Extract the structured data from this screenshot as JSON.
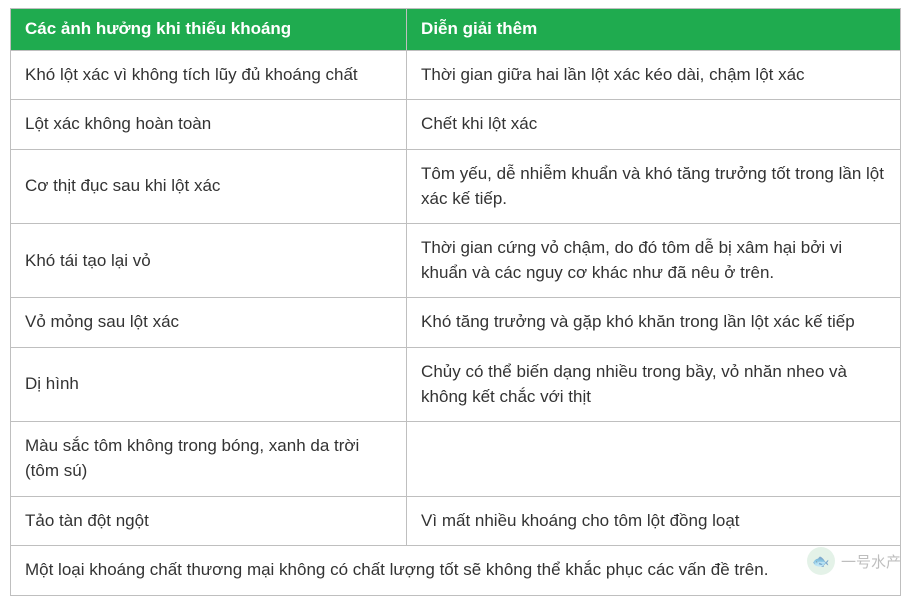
{
  "table": {
    "header_bg": "#1fab4f",
    "header_text_color": "#ffffff",
    "border_color": "#bfbfbf",
    "font_size": 17,
    "columns": [
      "Các ảnh hưởng khi thiếu khoáng",
      "Diễn giải thêm"
    ],
    "column_widths_pct": [
      44.5,
      55.5
    ],
    "rows": [
      [
        "Khó lột xác vì không tích lũy đủ khoáng chất",
        "Thời gian giữa hai lần lột xác kéo dài, chậm lột xác"
      ],
      [
        "Lột xác không hoàn toàn",
        "Chết khi lột xác"
      ],
      [
        "Cơ thịt đục sau khi lột xác",
        "Tôm yếu, dễ nhiễm khuẩn và khó tăng trưởng tốt trong lần lột xác kế tiếp."
      ],
      [
        "Khó tái tạo lại vỏ",
        "Thời gian cứng vỏ chậm, do đó tôm dễ bị xâm hại bởi vi khuẩn và các nguy cơ khác như đã nêu ở trên."
      ],
      [
        "Vỏ mỏng sau lột xác",
        "Khó tăng trưởng và gặp khó khăn trong lần lột xác kế tiếp"
      ],
      [
        "Dị hình",
        "Chủy có thể biến dạng nhiều trong bầy, vỏ nhăn nheo và không kết chắc với thịt"
      ],
      [
        "Màu sắc tôm không trong bóng, xanh da trời (tôm sú)",
        ""
      ],
      [
        "Tảo tàn đột ngột",
        "Vì mất nhiều khoáng cho tôm lột đồng loạt"
      ]
    ],
    "footer": "Một loại khoáng chất thương mại không có chất lượng tốt sẽ không thể khắc phục các vấn đề trên."
  },
  "watermark": {
    "text": "一号水产",
    "avatar_glyph": "🐟"
  }
}
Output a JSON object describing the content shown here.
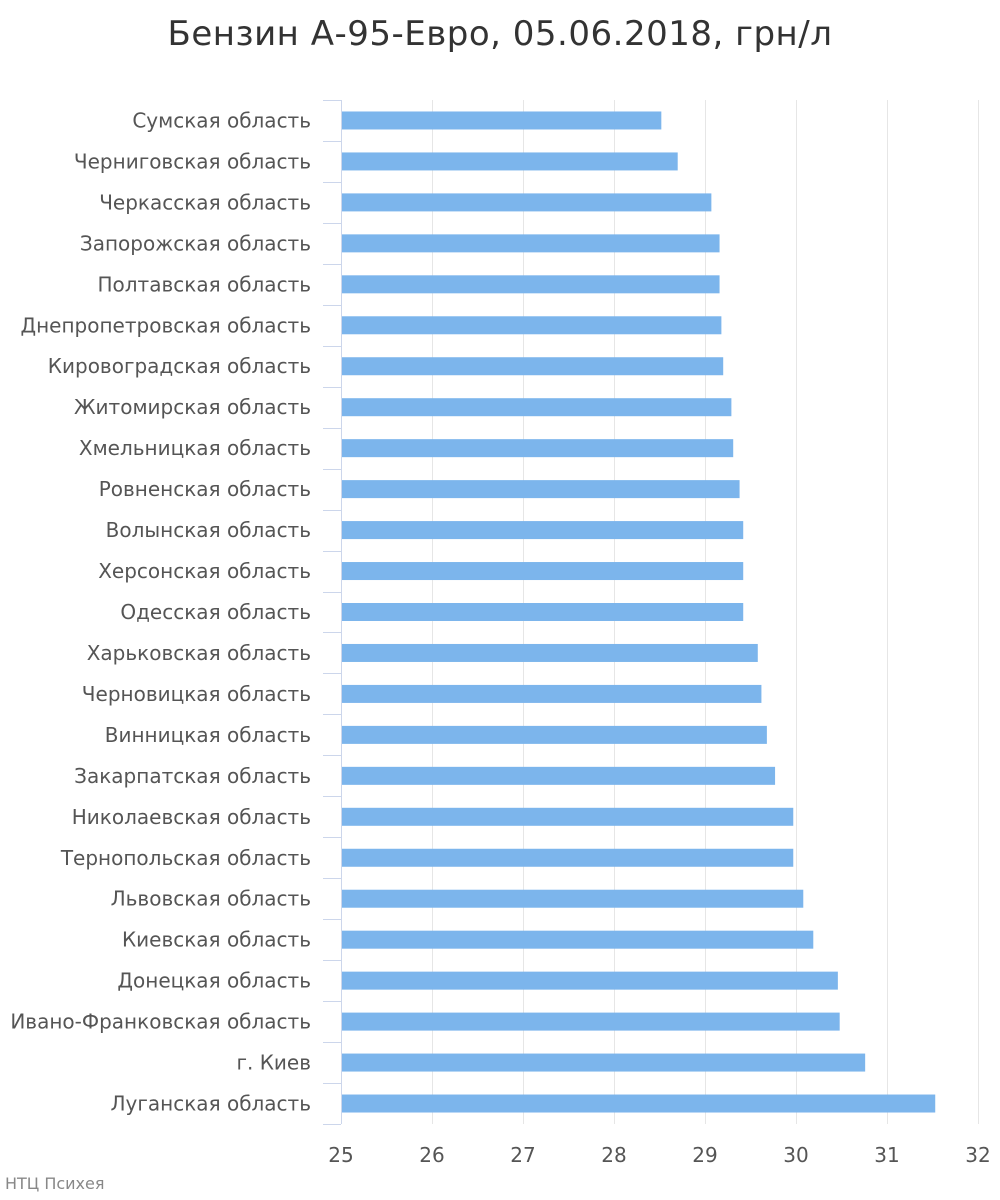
{
  "chart_data": {
    "type": "bar",
    "orientation": "horizontal",
    "title": "Бензин А-95-Евро, 05.06.2018, грн/л",
    "categories": [
      "Сумская область",
      "Черниговская область",
      "Черкасская область",
      "Запорожская область",
      "Полтавская область",
      "Днепропетровская область",
      "Кировоградская область",
      "Житомирская область",
      "Хмельницкая область",
      "Ровненская область",
      "Волынская область",
      "Херсонская область",
      "Одесская область",
      "Харьковская область",
      "Черновицкая область",
      "Винницкая область",
      "Закарпатская область",
      "Николаевская область",
      "Тернопольская область",
      "Львовская область",
      "Киевская область",
      "Донецкая область",
      "Ивано-Франковская область",
      "г. Киев",
      "Луганская область"
    ],
    "values": [
      28.52,
      28.7,
      29.07,
      29.16,
      29.16,
      29.18,
      29.2,
      29.29,
      29.31,
      29.38,
      29.42,
      29.42,
      29.42,
      29.58,
      29.62,
      29.68,
      29.77,
      29.97,
      29.97,
      30.08,
      30.19,
      30.46,
      30.48,
      30.76,
      31.53
    ],
    "xlim": [
      25,
      32
    ],
    "xticks": [
      "25",
      "26",
      "27",
      "28",
      "29",
      "30",
      "31",
      "32"
    ],
    "xlabel": "",
    "ylabel": "",
    "grid": true,
    "bar_color": "#7cb5ec",
    "grid_color": "#e6e6e6",
    "axis_color": "#ccd6eb",
    "label_color": "#555555"
  },
  "credits": "НТЦ Психея"
}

....................

Copy out every line from the records that has the word "chất".

RESULT FOR THIS EXERCISE:
        "Khó lột xác vì không tích lũy đủ khoáng chất",
    "footer": "Một loại khoáng chất thương mại không có chất lượng tốt sẽ không thể khắc phục các vấn đề trên."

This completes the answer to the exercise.